Excerpted records start
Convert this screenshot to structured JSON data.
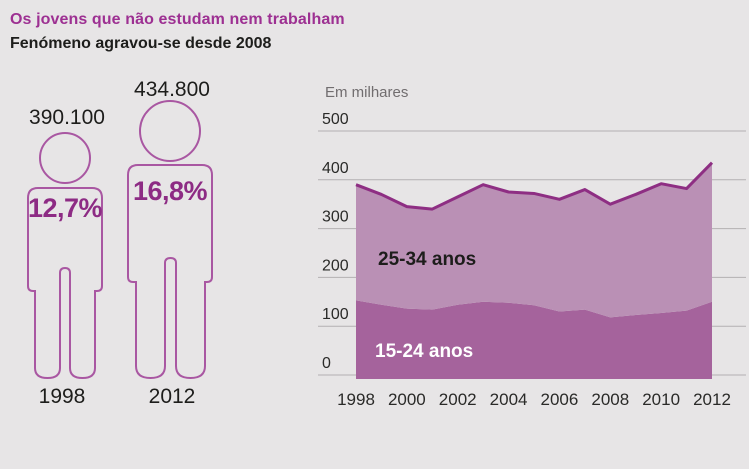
{
  "header": {
    "title": "Os jovens que não estudam nem trabalham",
    "subtitle": "Fenómeno agravou-se desde 2008"
  },
  "pictograms": [
    {
      "value": "390.100",
      "percent": "12,7%",
      "year": "1998"
    },
    {
      "value": "434.800",
      "percent": "16,8%",
      "year": "2012"
    }
  ],
  "chart_data": {
    "type": "area",
    "stacked": true,
    "unit_label": "Em milhares",
    "x": [
      1998,
      1999,
      2000,
      2001,
      2002,
      2003,
      2004,
      2005,
      2006,
      2007,
      2008,
      2009,
      2010,
      2011,
      2012
    ],
    "x_tick_labels": [
      "1998",
      "2000",
      "2002",
      "2004",
      "2006",
      "2008",
      "2010",
      "2012"
    ],
    "series": [
      {
        "name": "15-24 anos",
        "fill": "#a5639c",
        "label_color": "#ffffff",
        "values": [
          153,
          144,
          136,
          134,
          144,
          150,
          148,
          143,
          130,
          134,
          118,
          123,
          127,
          132,
          150
        ]
      },
      {
        "name": "25-34 anos",
        "fill": "#ba90b5",
        "label_color": "#1d1d1b",
        "values": [
          237,
          226,
          209,
          206,
          221,
          240,
          227,
          229,
          230,
          246,
          232,
          247,
          265,
          250,
          285
        ]
      }
    ],
    "totals": [
      390,
      370,
      345,
      340,
      365,
      390,
      375,
      372,
      360,
      380,
      350,
      370,
      392,
      382,
      435
    ],
    "ylim": [
      0,
      500
    ],
    "y_ticks": [
      0,
      100,
      200,
      300,
      400,
      500
    ],
    "grid": true,
    "line_color": "#8e2e83",
    "legend_position": "inside-area"
  },
  "colors": {
    "background": "#e7e5e6",
    "accent_title": "#9d3092",
    "figure_outline": "#a957a2",
    "percent_text": "#8d2b84",
    "area_dark": "#a5639c",
    "area_light": "#ba90b5",
    "top_line": "#8e2e83",
    "gridline": "#b3b0b2"
  }
}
Excerpted records end
__Prompt__. Copy the listing in full and without alteration, omitting every picture.

__Finished task__.
Convert this screenshot to structured JSON data.
{
  "header": {
    "title": "Os jovens que não estudam nem trabalham",
    "subtitle": "Fenómeno agravou-se desde 2008"
  },
  "pictograms": [
    {
      "value": "390.100",
      "percent": "12,7%",
      "year": "1998"
    },
    {
      "value": "434.800",
      "percent": "16,8%",
      "year": "2012"
    }
  ],
  "chart_data": {
    "type": "area",
    "stacked": true,
    "unit_label": "Em milhares",
    "x": [
      1998,
      1999,
      2000,
      2001,
      2002,
      2003,
      2004,
      2005,
      2006,
      2007,
      2008,
      2009,
      2010,
      2011,
      2012
    ],
    "x_tick_labels": [
      "1998",
      "2000",
      "2002",
      "2004",
      "2006",
      "2008",
      "2010",
      "2012"
    ],
    "series": [
      {
        "name": "15-24 anos",
        "fill": "#a5639c",
        "label_color": "#ffffff",
        "values": [
          153,
          144,
          136,
          134,
          144,
          150,
          148,
          143,
          130,
          134,
          118,
          123,
          127,
          132,
          150
        ]
      },
      {
        "name": "25-34 anos",
        "fill": "#ba90b5",
        "label_color": "#1d1d1b",
        "values": [
          237,
          226,
          209,
          206,
          221,
          240,
          227,
          229,
          230,
          246,
          232,
          247,
          265,
          250,
          285
        ]
      }
    ],
    "totals": [
      390,
      370,
      345,
      340,
      365,
      390,
      375,
      372,
      360,
      380,
      350,
      370,
      392,
      382,
      435
    ],
    "ylim": [
      0,
      500
    ],
    "y_ticks": [
      0,
      100,
      200,
      300,
      400,
      500
    ],
    "grid": true,
    "line_color": "#8e2e83",
    "legend_position": "inside-area"
  },
  "colors": {
    "background": "#e7e5e6",
    "accent_title": "#9d3092",
    "figure_outline": "#a957a2",
    "percent_text": "#8d2b84",
    "area_dark": "#a5639c",
    "area_light": "#ba90b5",
    "top_line": "#8e2e83",
    "gridline": "#b3b0b2"
  }
}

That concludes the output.